## ENTRIES PROVIDED
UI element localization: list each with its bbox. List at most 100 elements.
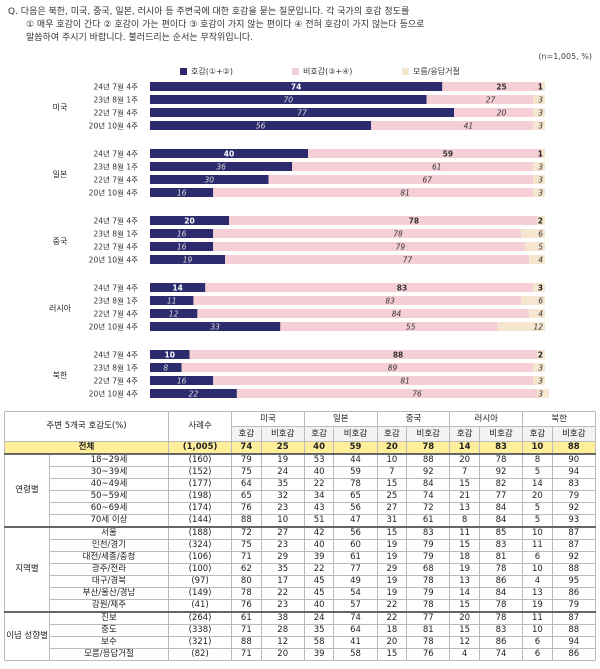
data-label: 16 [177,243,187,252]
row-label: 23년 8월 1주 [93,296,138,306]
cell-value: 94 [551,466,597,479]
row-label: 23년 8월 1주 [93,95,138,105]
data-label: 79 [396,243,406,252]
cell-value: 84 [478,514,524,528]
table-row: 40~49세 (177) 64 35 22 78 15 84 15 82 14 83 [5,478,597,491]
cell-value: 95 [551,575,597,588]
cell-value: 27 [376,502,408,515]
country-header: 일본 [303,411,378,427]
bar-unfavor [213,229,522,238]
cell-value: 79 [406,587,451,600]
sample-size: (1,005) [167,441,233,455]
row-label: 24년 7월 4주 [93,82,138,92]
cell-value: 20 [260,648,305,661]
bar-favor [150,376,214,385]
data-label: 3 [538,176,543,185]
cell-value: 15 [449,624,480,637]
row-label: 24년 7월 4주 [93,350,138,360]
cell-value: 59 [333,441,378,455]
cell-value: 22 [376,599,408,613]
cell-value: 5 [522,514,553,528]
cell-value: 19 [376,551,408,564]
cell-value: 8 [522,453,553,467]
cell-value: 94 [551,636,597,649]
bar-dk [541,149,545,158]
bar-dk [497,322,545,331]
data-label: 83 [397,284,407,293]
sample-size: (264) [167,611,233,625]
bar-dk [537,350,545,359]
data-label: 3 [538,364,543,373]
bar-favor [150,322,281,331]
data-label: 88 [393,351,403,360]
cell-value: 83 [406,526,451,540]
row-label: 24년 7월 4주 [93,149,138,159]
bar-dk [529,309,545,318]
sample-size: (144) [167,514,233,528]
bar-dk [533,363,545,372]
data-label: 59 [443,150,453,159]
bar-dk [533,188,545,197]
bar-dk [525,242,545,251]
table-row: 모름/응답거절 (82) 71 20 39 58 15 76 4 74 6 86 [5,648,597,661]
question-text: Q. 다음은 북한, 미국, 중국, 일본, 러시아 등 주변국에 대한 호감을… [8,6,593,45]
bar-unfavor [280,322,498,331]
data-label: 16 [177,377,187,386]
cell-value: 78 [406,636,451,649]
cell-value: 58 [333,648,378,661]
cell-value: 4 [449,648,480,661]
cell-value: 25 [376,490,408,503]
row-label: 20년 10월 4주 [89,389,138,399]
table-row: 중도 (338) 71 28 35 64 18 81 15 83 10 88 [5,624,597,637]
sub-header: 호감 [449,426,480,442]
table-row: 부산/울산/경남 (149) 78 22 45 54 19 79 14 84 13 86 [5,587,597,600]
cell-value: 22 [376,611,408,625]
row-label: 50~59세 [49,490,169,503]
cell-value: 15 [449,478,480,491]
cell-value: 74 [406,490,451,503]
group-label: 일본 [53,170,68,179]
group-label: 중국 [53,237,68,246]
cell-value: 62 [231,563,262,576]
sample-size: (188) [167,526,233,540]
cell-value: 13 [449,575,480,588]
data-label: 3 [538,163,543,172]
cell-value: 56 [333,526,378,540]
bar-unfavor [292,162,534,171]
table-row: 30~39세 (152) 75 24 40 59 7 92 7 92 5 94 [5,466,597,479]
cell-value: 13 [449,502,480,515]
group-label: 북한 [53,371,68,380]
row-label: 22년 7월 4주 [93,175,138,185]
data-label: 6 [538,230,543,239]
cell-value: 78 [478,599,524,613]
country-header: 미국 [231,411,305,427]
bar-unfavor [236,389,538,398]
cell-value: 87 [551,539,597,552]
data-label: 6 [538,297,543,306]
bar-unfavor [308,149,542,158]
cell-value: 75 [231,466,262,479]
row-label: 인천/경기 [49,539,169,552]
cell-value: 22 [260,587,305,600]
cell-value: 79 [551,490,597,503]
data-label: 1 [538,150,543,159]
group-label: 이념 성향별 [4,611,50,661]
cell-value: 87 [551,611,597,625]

## PROMPT
Present every line of the data above as a numbered list, skipping any blank lines. Leave the pictures out.

## SOLUTION FOR THIS PROBLEM
1. UI element localization: list each with its bbox. List at most 100 elements.
2. data-label: 16 [177,243,187,252]
3. row-label: 23년 8월 1주 [93,296,138,306]
4. cell-value: 94 [551,466,597,479]
5. row-label: 23년 8월 1주 [93,95,138,105]
6. data-label: 79 [396,243,406,252]
7. cell-value: 84 [478,514,524,528]
8. table-row: 40~49세 (177) 64 35 22 78 15 84 15 82 14 83 [5,478,597,491]
9. cell-value: 95 [551,575,597,588]
10. cell-value: 27 [376,502,408,515]
11. country-header: 일본 [303,411,378,427]
12. bar-unfavor [213,229,522,238]
13. cell-value: 79 [406,587,451,600]
14. sample-size: (1,005) [167,441,233,455]
15. row-label: 24년 7월 4주 [93,82,138,92]
16. cell-value: 20 [260,648,305,661]
17. bar-favor [150,376,214,385]
18. data-label: 3 [538,176,543,185]
19. cell-value: 15 [449,624,480,637]
20. row-label: 24년 7월 4주 [93,350,138,360]
21. cell-value: 59 [333,441,378,455]
22. cell-value: 22 [376,599,408,613]
23. cell-value: 5 [522,514,553,528]
24. cell-value: 19 [376,551,408,564]
25. cell-value: 8 [522,453,553,467]
26. cell-value: 94 [551,636,597,649]
27. bar-dk [541,149,545,158]
28. bar-dk [497,322,545,331]
29. data-label: 83 [397,284,407,293]
30. sample-size: (264) [167,611,233,625]
31. bar-dk [537,350,545,359]
32. data-label: 3 [538,364,543,373]
33. bar-favor [150,322,281,331]
34. data-label: 88 [393,351,403,360]
35. cell-value: 83 [406,526,451,540]
36. row-label: 24년 7월 4주 [93,149,138,159]
37. bar-dk [529,309,545,318]
38. sample-size: (144) [167,514,233,528]
39. bar-dk [533,363,545,372]
40. data-label: 59 [443,150,453,159]
41. bar-dk [533,188,545,197]
42. bar-dk [525,242,545,251]
43. table-row: 모름/응답거절 (82) 71 20 39 58 15 76 4 74 6 86 [5,648,597,661]
44. question-text: Q. 다음은 북한, 미국, 중국, 일본, 러시아 등 주변국에 대한 호감을… [8,6,593,45]
45. bar-unfavor [280,322,498,331]
46. data-label: 16 [177,377,187,386]
47. cell-value: 78 [406,636,451,649]
48. cell-value: 58 [333,648,378,661]
49. cell-value: 4 [449,648,480,661]
50. cell-value: 25 [376,490,408,503]
51. row-label: 20년 10월 4주 [89,389,138,399]
52. table-row: 중도 (338) 71 28 35 64 18 81 15 83 10 88 [5,624,597,637]
53. sub-header: 호감 [449,426,480,442]
54. table-row: 부산/울산/경남 (149) 78 22 45 54 19 79 14 84 13 86 [5,587,597,600]
55. cell-value: 22 [376,611,408,625]
56. row-label: 50~59세 [49,490,169,503]
57. cell-value: 15 [449,478,480,491]
58. cell-value: 74 [406,490,451,503]
59. group-label: 일본 [53,170,68,179]
60. group-label: 중국 [53,237,68,246]
61. cell-value: 62 [231,563,262,576]
62. sample-size: (188) [167,526,233,540]
63. cell-value: 13 [449,575,480,588]
64. data-label: 3 [538,163,543,172]
65. cell-value: 56 [333,526,378,540]
66. bar-unfavor [292,162,534,171]
67. table-row: 30~39세 (152) 75 24 40 59 7 92 7 92 5 94 [5,466,597,479]
68. cell-value: 13 [449,502,480,515]
69. group-label: 북한 [53,371,68,380]
70. row-label: 22년 7월 4주 [93,175,138,185]
71. data-label: 6 [538,230,543,239]
72. cell-value: 78 [478,599,524,613]
73. country-header: 미국 [231,411,305,427]
74. bar-unfavor [236,389,538,398]
75. cell-value: 87 [551,539,597,552]
76. data-label: 6 [538,297,543,306]
77. bar-unfavor [308,149,542,158]
78. cell-value: 75 [231,466,262,479]
79. row-label: 인천/경기 [49,539,169,552]
80. cell-value: 22 [260,587,305,600]
81. cell-value: 79 [551,490,597,503]
82. data-label: 1 [538,150,543,159]
83. group-label: 이념 성향별 [4,611,50,661]
84. cell-value: 87 [551,611,597,625]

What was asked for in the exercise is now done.